[Begin RAW RECORDS]

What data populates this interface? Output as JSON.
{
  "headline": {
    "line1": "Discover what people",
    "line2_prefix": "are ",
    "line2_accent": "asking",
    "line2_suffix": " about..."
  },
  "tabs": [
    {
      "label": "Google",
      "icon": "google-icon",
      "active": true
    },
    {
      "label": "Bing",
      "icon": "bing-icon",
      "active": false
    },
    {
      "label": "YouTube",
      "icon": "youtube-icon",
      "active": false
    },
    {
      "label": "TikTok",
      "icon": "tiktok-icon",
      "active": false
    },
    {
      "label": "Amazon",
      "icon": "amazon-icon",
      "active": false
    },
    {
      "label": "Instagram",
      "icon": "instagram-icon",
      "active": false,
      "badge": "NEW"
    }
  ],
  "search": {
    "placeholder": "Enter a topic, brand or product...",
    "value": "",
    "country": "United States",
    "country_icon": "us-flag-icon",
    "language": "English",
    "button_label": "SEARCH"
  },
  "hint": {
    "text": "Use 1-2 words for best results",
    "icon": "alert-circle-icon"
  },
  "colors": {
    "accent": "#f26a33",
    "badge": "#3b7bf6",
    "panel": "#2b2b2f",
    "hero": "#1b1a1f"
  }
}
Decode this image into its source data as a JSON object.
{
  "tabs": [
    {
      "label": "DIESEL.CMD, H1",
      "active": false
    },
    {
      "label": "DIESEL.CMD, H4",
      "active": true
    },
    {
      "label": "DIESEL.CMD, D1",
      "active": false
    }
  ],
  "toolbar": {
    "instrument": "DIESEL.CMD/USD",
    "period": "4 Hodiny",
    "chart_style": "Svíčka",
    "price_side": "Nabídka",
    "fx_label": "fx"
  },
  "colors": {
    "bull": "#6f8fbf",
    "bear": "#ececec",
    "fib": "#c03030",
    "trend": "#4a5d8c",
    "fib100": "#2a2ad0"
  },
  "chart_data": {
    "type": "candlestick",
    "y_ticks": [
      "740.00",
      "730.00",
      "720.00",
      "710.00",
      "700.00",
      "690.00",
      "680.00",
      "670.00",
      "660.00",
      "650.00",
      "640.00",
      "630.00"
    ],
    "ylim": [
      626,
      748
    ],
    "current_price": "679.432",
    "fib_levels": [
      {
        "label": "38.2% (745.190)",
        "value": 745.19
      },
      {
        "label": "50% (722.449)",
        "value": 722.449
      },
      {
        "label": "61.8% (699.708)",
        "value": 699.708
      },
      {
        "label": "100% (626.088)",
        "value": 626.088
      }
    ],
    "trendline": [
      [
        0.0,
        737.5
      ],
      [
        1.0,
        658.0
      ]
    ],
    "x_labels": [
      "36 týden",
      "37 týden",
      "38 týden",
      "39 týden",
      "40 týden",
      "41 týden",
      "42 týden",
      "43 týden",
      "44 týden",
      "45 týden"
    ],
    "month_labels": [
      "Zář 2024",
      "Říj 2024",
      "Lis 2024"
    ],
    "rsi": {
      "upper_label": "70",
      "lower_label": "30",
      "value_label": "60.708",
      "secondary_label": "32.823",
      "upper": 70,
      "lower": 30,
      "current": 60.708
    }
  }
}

[End RAW RECORDS]

- _THE TASK_:
Each line above is to be repeated exactly.

- _TASK SOLUTION_:
What data populates this interface? Output as JSON.
{
  "headline": {
    "line1": "Discover what people",
    "line2_prefix": "are ",
    "line2_accent": "asking",
    "line2_suffix": " about..."
  },
  "tabs": [
    {
      "label": "Google",
      "icon": "google-icon",
      "active": true
    },
    {
      "label": "Bing",
      "icon": "bing-icon",
      "active": false
    },
    {
      "label": "YouTube",
      "icon": "youtube-icon",
      "active": false
    },
    {
      "label": "TikTok",
      "icon": "tiktok-icon",
      "active": false
    },
    {
      "label": "Amazon",
      "icon": "amazon-icon",
      "active": false
    },
    {
      "label": "Instagram",
      "icon": "instagram-icon",
      "active": false,
      "badge": "NEW"
    }
  ],
  "search": {
    "placeholder": "Enter a topic, brand or product...",
    "value": "",
    "country": "United States",
    "country_icon": "us-flag-icon",
    "language": "English",
    "button_label": "SEARCH"
  },
  "hint": {
    "text": "Use 1-2 words for best results",
    "icon": "alert-circle-icon"
  },
  "colors": {
    "accent": "#f26a33",
    "badge": "#3b7bf6",
    "panel": "#2b2b2f",
    "hero": "#1b1a1f"
  }
}
Decode this image into its source data as a JSON object.
{
  "tabs": [
    {
      "label": "DIESEL.CMD, H1",
      "active": false
    },
    {
      "label": "DIESEL.CMD, H4",
      "active": true
    },
    {
      "label": "DIESEL.CMD, D1",
      "active": false
    }
  ],
  "toolbar": {
    "instrument": "DIESEL.CMD/USD",
    "period": "4 Hodiny",
    "chart_style": "Svíčka",
    "price_side": "Nabídka",
    "fx_label": "fx"
  },
  "colors": {
    "bull": "#6f8fbf",
    "bear": "#ececec",
    "fib": "#c03030",
    "trend": "#4a5d8c",
    "fib100": "#2a2ad0"
  },
  "chart_data": {
    "type": "candlestick",
    "y_ticks": [
      "740.00",
      "730.00",
      "720.00",
      "710.00",
      "700.00",
      "690.00",
      "680.00",
      "670.00",
      "660.00",
      "650.00",
      "640.00",
      "630.00"
    ],
    "ylim": [
      626,
      748
    ],
    "current_price": "679.432",
    "fib_levels": [
      {
        "label": "38.2% (745.190)",
        "value": 745.19
      },
      {
        "label": "50% (722.449)",
        "value": 722.449
      },
      {
        "label": "61.8% (699.708)",
        "value": 699.708
      },
      {
        "label": "100% (626.088)",
        "value": 626.088
      }
    ],
    "trendline": [
      [
        0.0,
        737.5
      ],
      [
        1.0,
        658.0
      ]
    ],
    "x_labels": [
      "36 týden",
      "37 týden",
      "38 týden",
      "39 týden",
      "40 týden",
      "41 týden",
      "42 týden",
      "43 týden",
      "44 týden",
      "45 týden"
    ],
    "month_labels": [
      "Zář 2024",
      "Říj 2024",
      "Lis 2024"
    ],
    "rsi": {
      "upper_label": "70",
      "lower_label": "30",
      "value_label": "60.708",
      "secondary_label": "32.823",
      "upper": 70,
      "lower": 30,
      "current": 60.708
    }
  }
}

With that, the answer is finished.